Can you elaborate on this influence on your approach to characters and assets?
Most of my personal work is drenched in a dramatic mood, highly inspired by Caravaggio’s lighting. I love how he uses light to draw attention to specific parts of a scene.
What skill set does a character artist need? What makes a good character?
It’s common for new artists to solely think of CGI as the future and forget the very basis of figurative art. A firm understanding of anatomy is the most fundamental skill a character artist needs! If you slip up with the anatomy of any character early on, the quality of the entire project will ultimately suffer.
References are of the utmost importance, not just in regards to anatomy but all throughout the stages of character or asset creation. A good artist always keeps his reference material at close sight, and tries to stick to it even in the most minor details. Obviously, this is true primarily for realistic depictions, but even when letting your creativity run wild, references help to maintain consistency, which is a hallmark of good design!
In more practical terms, let’s talk about your submission to our contest in more detail now, namely the fierce ‘Kangrinboqe Warrior’, a character based on concept art by Yuming Yin. What initially drew you to this particular artwork?
At the outset of a new project, choosing and committing to a suitable concept is by far the most difficult aspect – there’s so much fantastic material out there, you simply want to make all of them! Joking aside, this initial choice is very important, because apart from doing a cool piece, you want to make sure you carefully think about the technical side of things: “which skills do I want to focus on? How do I best go about realizing this?”, and so on. No matter the project, my top priority is always learning new techniques and improving my skills.
Now, for the ‘Kangrinboqe Warrior’, I was looking for a character that would allow me to evolve and showcase a wide range of not only skills, but distinct materials and different techniques as well. Organic and hard surface modeling, texturing, grooming, lighting and rendering – it’s all there in the original concept art. In short, I specifically started this project to force myself to deal with things out of my comfort zone.
What were some of these challenges you had to overcome?
From the beginning, I knew I would have to deal with several things unfamiliar to me, such as fur and a more involved texturing process for the skin. Thanks to the great support from my mentor Gustavo Groppo, I was able to overcome these obstacles and figured out a way to complete the project to the best of my abilities.
It took me approximately three months to finish the entire piece plus a few days more to render and compose the final reel.
_____
Work instructions:
For each statement, say yes or no to whether the interview above supports it, and quote the words from the interview that decide it.
1. The artist calls anatomy the most fundamental skill a character artist needs.
2. The artist finds choosing a concept the easiest part of starting a new project.
3. The finished piece took about six months to complete.

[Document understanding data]
_____
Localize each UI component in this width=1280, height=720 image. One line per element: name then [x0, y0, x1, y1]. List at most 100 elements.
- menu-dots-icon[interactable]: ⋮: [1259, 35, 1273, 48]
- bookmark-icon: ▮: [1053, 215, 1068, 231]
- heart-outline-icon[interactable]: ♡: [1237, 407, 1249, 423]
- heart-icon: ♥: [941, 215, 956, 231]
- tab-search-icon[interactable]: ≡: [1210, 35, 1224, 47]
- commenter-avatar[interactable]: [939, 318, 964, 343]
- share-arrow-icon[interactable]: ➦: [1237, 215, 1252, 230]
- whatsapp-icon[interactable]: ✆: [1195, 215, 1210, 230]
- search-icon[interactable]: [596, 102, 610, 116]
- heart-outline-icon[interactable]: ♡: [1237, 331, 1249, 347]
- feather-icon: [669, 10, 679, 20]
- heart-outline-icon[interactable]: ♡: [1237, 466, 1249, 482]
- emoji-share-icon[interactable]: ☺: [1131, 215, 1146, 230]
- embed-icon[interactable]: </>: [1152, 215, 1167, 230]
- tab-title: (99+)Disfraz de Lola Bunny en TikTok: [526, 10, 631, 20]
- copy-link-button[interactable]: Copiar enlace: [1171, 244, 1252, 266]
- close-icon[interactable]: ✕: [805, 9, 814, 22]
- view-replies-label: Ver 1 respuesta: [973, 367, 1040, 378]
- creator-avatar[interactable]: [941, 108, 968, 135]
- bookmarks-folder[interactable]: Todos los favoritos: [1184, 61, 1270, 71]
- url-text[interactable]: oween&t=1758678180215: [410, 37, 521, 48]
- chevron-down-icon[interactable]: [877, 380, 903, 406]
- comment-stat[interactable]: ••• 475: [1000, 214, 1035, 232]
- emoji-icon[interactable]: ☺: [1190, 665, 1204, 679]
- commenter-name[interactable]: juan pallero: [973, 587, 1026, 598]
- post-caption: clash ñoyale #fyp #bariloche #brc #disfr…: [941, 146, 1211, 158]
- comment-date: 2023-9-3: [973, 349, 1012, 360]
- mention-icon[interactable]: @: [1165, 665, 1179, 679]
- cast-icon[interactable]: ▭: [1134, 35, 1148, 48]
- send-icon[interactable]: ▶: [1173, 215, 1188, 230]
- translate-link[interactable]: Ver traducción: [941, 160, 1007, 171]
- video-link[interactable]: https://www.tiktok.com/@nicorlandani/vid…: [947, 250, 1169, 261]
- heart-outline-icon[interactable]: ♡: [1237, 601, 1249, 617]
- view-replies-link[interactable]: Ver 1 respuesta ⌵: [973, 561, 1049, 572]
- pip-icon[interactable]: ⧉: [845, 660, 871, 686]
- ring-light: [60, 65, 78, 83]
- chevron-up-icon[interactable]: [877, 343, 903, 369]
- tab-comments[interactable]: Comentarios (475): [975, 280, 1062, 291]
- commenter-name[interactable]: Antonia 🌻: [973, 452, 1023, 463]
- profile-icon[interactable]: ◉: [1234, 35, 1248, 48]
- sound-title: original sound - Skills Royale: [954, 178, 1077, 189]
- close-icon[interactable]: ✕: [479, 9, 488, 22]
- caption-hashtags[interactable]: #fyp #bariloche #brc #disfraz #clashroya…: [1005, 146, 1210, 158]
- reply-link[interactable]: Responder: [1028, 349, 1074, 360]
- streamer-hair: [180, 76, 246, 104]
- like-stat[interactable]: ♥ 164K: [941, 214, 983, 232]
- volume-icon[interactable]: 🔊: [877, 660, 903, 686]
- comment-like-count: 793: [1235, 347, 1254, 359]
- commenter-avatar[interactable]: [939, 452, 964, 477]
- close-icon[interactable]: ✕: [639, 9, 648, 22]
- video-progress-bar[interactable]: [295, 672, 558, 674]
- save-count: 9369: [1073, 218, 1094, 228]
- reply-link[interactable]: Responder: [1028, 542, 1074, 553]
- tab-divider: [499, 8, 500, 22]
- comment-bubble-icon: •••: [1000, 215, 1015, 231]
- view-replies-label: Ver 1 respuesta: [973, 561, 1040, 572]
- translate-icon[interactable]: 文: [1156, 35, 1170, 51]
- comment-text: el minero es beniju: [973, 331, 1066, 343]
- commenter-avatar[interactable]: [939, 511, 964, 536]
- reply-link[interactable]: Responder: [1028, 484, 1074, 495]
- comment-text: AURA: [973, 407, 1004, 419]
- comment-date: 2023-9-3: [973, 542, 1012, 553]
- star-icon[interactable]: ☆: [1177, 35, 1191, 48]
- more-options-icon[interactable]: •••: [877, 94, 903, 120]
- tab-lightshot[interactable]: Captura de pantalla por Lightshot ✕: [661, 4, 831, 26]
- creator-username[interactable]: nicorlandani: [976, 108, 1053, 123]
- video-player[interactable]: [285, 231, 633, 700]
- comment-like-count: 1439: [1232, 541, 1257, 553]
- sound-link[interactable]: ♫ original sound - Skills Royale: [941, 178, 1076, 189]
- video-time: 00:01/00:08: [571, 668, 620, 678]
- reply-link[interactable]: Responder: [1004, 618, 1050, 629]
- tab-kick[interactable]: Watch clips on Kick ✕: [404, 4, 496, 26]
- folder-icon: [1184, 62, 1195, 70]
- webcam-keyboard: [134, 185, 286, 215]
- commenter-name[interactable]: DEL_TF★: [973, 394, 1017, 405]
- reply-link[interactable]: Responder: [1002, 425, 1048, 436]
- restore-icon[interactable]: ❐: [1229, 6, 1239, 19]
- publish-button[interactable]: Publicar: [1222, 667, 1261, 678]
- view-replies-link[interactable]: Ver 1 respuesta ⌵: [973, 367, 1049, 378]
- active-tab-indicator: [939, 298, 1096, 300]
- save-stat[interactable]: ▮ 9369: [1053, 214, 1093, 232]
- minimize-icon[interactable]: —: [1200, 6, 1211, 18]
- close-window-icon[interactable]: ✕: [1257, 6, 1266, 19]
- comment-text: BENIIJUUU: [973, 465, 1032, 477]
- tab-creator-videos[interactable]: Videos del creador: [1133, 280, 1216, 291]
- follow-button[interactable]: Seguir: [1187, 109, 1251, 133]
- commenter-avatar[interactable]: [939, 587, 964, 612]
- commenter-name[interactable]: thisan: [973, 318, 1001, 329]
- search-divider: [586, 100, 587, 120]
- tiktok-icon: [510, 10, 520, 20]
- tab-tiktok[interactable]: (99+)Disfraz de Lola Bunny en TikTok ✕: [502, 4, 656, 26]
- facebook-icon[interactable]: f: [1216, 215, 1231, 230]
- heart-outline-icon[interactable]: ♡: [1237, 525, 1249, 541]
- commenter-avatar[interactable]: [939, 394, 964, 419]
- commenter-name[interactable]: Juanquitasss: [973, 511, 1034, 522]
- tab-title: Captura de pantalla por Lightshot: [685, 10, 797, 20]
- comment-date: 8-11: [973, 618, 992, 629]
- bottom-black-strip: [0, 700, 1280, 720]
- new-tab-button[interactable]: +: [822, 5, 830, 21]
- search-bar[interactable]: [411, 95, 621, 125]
_____
Finished exercise:
1. Yes: "A firm understanding of anatomy is the most fundamental skill a character artist needs!"
2. No: "choosing and committing to a suitable concept is by far the most difficult aspect"
3. No: "It took me approximately three months to finish the entire piece"